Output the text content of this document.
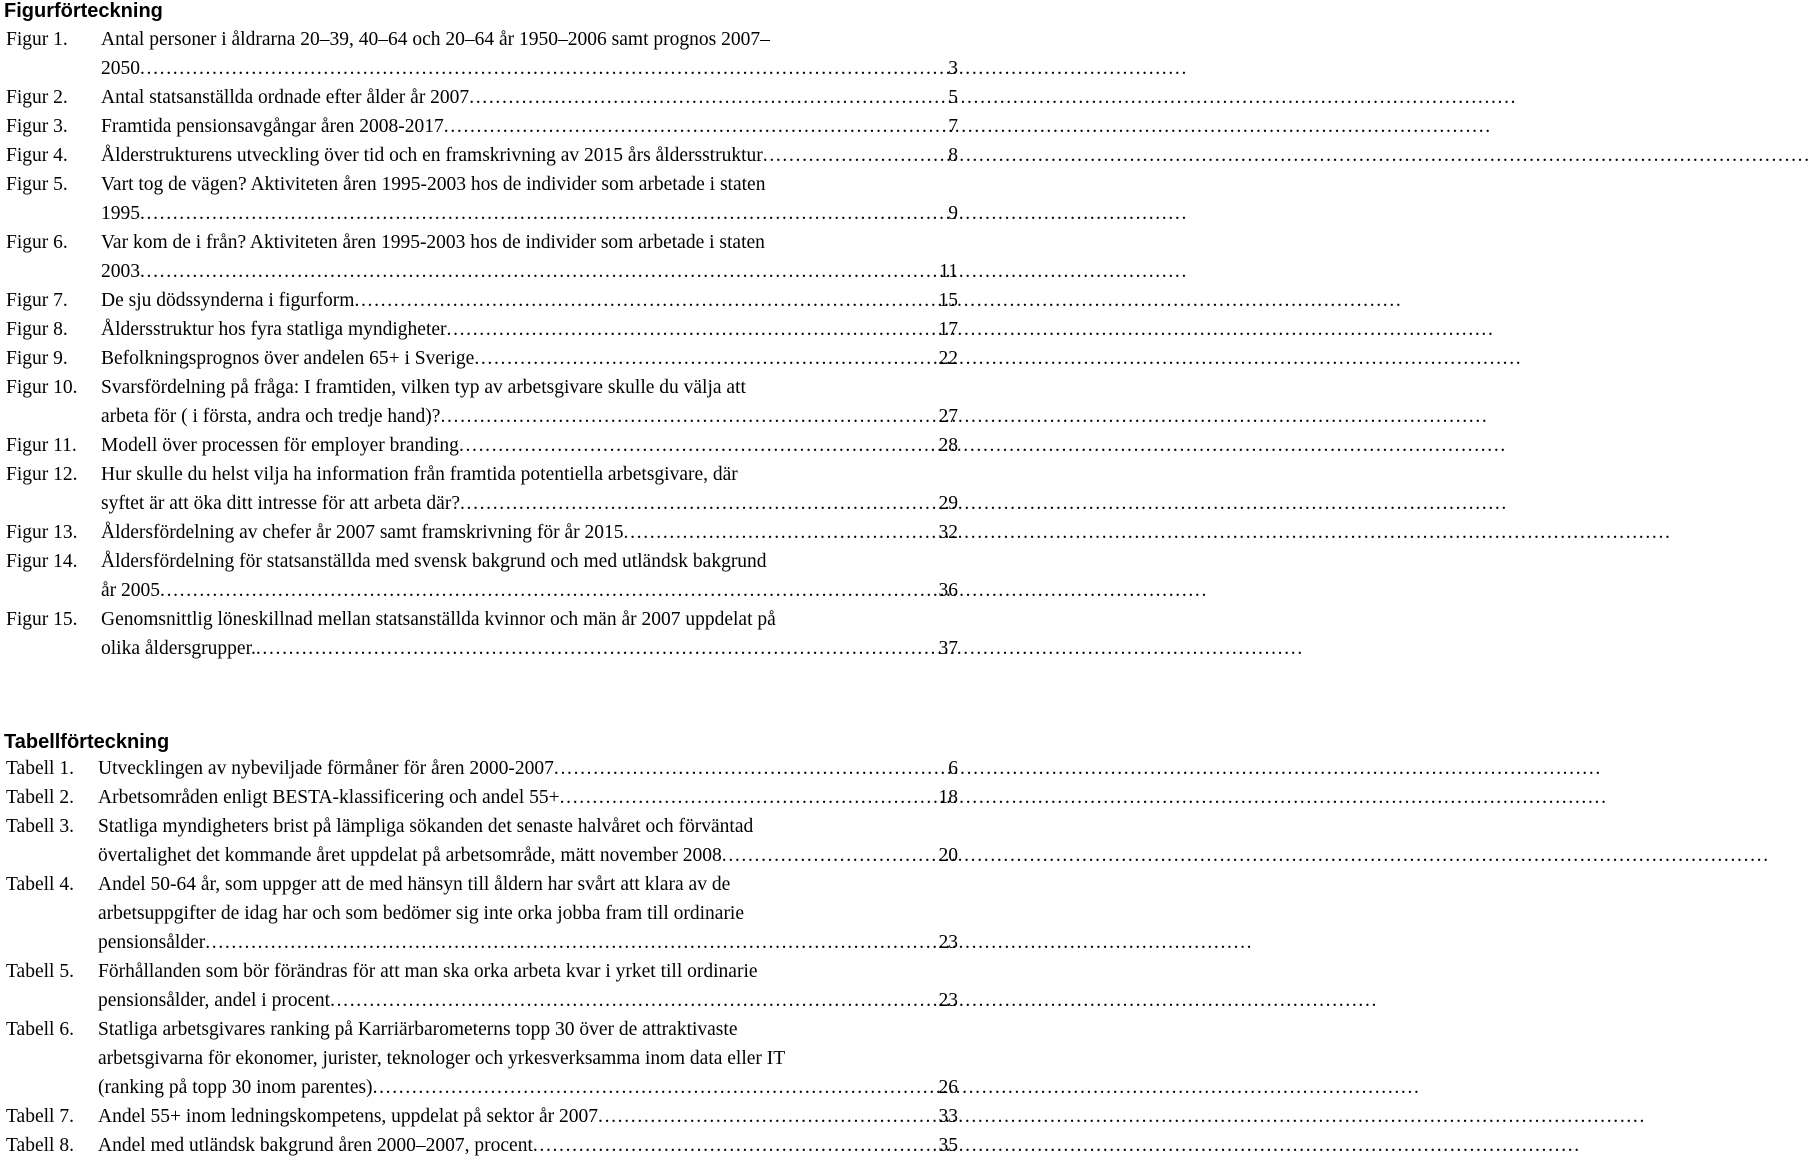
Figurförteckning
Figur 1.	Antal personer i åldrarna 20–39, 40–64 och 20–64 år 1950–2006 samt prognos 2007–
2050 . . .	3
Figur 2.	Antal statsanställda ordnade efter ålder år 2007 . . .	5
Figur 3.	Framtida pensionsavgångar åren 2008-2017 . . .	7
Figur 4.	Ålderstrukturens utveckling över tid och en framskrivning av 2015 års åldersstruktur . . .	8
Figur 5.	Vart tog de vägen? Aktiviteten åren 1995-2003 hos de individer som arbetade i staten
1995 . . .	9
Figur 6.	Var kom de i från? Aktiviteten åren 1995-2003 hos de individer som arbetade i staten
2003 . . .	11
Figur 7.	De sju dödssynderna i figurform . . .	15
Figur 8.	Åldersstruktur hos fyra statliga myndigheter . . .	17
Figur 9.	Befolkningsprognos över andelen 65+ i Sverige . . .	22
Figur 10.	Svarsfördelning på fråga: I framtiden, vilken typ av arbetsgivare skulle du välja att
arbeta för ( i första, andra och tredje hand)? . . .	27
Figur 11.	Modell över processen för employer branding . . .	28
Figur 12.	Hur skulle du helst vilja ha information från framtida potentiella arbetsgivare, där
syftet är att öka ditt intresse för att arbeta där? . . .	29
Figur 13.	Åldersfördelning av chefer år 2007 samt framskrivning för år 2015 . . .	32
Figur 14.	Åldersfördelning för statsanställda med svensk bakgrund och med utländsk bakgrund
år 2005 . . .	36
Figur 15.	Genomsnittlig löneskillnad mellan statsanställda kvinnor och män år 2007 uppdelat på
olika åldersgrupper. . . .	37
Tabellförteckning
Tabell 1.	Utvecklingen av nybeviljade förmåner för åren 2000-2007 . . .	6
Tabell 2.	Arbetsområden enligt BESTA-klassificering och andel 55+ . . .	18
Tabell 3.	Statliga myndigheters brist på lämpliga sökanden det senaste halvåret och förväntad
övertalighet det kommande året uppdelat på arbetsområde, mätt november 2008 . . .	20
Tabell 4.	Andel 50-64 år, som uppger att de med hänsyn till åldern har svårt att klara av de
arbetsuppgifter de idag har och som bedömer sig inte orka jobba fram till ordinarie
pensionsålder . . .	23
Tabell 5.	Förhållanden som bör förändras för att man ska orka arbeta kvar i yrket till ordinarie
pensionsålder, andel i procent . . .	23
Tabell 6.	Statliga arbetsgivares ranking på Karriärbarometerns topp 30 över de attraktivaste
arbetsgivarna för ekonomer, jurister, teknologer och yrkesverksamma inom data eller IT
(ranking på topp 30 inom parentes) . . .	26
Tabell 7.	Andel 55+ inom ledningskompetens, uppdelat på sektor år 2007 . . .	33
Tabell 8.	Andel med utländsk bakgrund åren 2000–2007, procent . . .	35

--

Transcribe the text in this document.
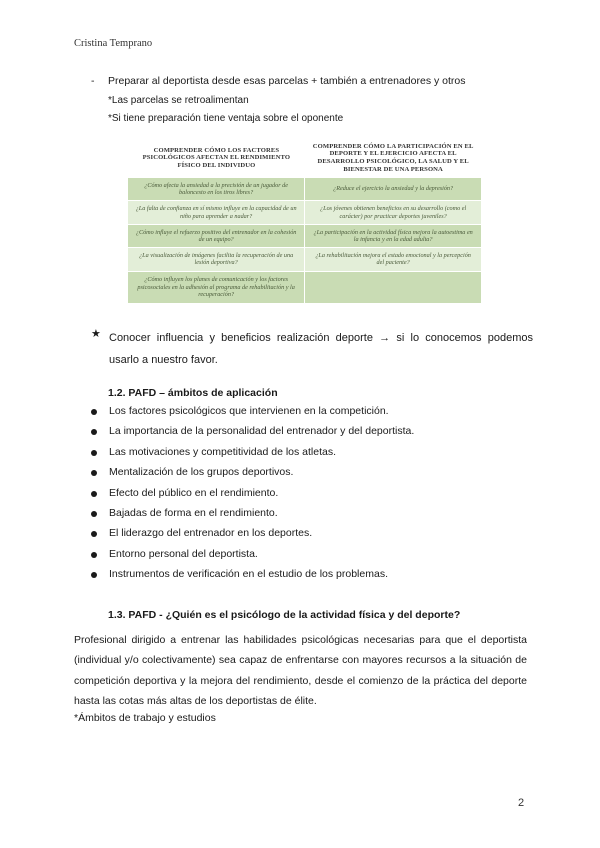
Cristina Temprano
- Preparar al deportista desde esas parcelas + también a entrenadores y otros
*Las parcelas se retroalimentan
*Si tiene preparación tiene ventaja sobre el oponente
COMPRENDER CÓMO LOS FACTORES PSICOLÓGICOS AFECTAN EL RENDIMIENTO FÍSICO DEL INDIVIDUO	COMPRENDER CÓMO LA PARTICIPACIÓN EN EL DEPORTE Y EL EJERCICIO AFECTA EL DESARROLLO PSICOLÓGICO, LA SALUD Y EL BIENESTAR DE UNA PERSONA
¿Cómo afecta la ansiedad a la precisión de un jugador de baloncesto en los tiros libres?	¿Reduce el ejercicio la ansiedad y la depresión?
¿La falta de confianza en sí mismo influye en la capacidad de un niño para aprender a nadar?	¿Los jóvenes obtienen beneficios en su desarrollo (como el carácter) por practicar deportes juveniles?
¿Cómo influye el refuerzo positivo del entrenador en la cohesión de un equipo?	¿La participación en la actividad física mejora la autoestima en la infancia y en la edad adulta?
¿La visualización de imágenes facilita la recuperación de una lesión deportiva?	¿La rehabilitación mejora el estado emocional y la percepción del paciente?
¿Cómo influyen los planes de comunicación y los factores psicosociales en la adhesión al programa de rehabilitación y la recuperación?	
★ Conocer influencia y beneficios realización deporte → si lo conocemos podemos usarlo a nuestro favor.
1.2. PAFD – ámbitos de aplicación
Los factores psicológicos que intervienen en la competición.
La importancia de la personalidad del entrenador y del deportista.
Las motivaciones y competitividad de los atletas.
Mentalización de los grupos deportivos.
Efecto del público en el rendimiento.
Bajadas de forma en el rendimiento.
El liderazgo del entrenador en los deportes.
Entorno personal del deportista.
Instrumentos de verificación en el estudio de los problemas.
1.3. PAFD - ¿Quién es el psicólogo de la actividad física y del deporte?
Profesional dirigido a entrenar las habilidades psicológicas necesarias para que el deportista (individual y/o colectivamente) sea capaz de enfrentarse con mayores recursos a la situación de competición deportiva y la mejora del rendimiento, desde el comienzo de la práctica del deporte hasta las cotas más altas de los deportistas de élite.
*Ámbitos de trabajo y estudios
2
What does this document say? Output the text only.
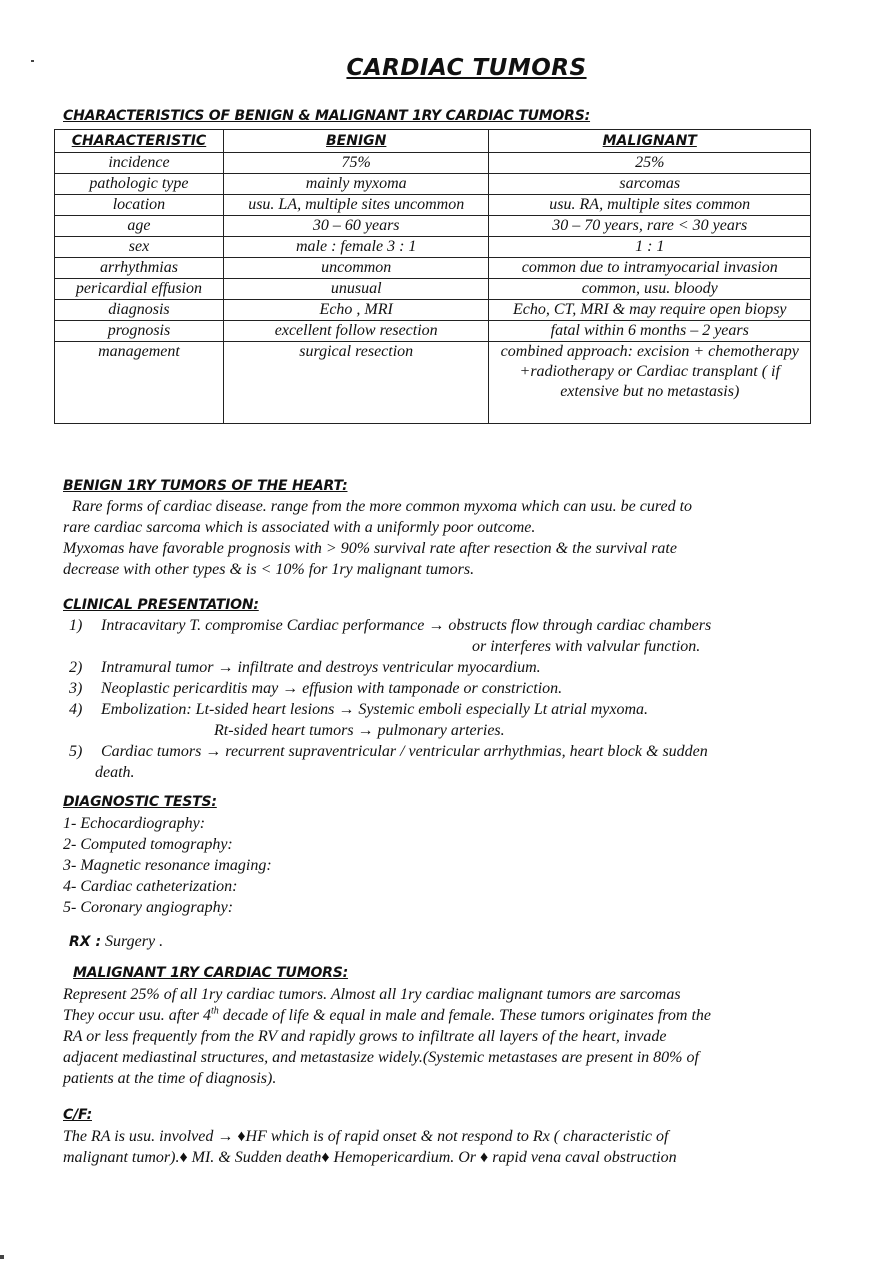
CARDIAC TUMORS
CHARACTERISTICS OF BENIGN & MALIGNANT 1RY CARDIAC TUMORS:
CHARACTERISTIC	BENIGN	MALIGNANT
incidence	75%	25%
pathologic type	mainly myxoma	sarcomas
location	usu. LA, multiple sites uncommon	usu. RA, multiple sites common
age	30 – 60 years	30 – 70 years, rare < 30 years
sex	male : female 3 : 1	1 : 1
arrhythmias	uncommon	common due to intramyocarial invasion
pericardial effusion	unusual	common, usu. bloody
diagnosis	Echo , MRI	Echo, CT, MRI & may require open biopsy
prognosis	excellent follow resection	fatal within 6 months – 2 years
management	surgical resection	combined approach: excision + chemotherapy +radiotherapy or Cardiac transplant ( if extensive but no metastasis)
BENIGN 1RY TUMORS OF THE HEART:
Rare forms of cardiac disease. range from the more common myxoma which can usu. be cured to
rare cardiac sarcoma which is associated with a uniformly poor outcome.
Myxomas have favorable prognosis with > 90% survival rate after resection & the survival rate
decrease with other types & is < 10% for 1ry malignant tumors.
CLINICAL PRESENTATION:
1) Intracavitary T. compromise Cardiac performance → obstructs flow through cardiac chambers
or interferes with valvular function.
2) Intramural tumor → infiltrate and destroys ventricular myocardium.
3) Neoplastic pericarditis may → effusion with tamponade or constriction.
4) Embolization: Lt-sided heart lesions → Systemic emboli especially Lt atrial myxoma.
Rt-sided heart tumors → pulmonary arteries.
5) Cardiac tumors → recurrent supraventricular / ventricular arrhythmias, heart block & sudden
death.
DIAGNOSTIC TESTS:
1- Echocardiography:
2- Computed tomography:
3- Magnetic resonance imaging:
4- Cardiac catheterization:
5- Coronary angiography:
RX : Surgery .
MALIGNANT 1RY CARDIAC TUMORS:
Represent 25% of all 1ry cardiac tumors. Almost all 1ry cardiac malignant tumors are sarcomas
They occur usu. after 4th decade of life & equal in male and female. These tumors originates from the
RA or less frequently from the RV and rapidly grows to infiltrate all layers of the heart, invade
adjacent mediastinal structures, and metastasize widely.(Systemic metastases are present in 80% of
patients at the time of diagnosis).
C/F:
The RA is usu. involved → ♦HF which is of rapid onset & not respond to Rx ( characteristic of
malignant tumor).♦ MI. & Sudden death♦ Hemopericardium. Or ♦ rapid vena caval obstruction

Task to complete |
Search the data for the word "male" and copy each line where it appears.

Output for this task |
sex	male : female 3 : 1	1 : 1
They occur usu. after 4th decade of life & equal in male and female. These tumors originates from the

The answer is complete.